TO DO:
Starting at the line that contains "What's the underlying", restate each line word for word through the final line of the data, keeping both ends.

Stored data
◇ ◇ ◇ ◇ ◇
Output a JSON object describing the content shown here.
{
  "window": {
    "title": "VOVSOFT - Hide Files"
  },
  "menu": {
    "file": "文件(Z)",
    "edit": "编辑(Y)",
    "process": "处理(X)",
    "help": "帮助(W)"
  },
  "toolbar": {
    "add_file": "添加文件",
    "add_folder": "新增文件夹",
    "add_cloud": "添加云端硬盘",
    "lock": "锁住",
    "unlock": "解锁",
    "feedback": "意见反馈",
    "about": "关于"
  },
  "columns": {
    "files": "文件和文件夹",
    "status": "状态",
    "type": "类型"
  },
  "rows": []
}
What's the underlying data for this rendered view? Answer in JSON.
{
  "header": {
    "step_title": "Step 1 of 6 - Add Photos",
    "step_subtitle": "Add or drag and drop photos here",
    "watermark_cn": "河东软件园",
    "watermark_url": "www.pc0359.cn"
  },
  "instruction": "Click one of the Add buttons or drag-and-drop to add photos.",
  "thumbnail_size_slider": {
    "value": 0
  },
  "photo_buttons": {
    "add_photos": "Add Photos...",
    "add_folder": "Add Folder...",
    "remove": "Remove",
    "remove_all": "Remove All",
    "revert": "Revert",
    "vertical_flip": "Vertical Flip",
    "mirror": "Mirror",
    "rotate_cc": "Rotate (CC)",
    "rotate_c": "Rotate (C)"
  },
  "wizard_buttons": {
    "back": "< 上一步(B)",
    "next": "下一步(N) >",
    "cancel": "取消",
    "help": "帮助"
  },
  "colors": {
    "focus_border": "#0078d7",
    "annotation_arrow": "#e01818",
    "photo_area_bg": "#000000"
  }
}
◇ ◇ ◇ ◇ ◇
CORRECT RESULT:
What's the underlying data for this rendered view? Answer in JSON.
{
  "header": {
    "step_title": "Step 1 of 6 - Add Photos",
    "step_subtitle": "Add or drag and drop photos here",
    "watermark_cn": "河东软件园",
    "watermark_url": "www.pc0359.cn"
  },
  "instruction": "Click one of the Add buttons or drag-and-drop to add photos.",
  "thumbnail_size_slider": {
    "value": 0
  },
  "photo_buttons": {
    "add_photos": "Add Photos...",
    "add_folder": "Add Folder...",
    "remove": "Remove",
    "remove_all": "Remove All",
    "revert": "Revert",
    "vertical_flip": "Vertical Flip",
    "mirror": "Mirror",
    "rotate_cc": "Rotate (CC)",
    "rotate_c": "Rotate (C)"
  },
  "wizard_buttons": {
    "back": "< 上一步(B)",
    "next": "下一步(N) >",
    "cancel": "取消",
    "help": "帮助"
  },
  "colors": {
    "focus_border": "#0078d7",
    "annotation_arrow": "#e01818",
    "photo_area_bg": "#000000"
  }
}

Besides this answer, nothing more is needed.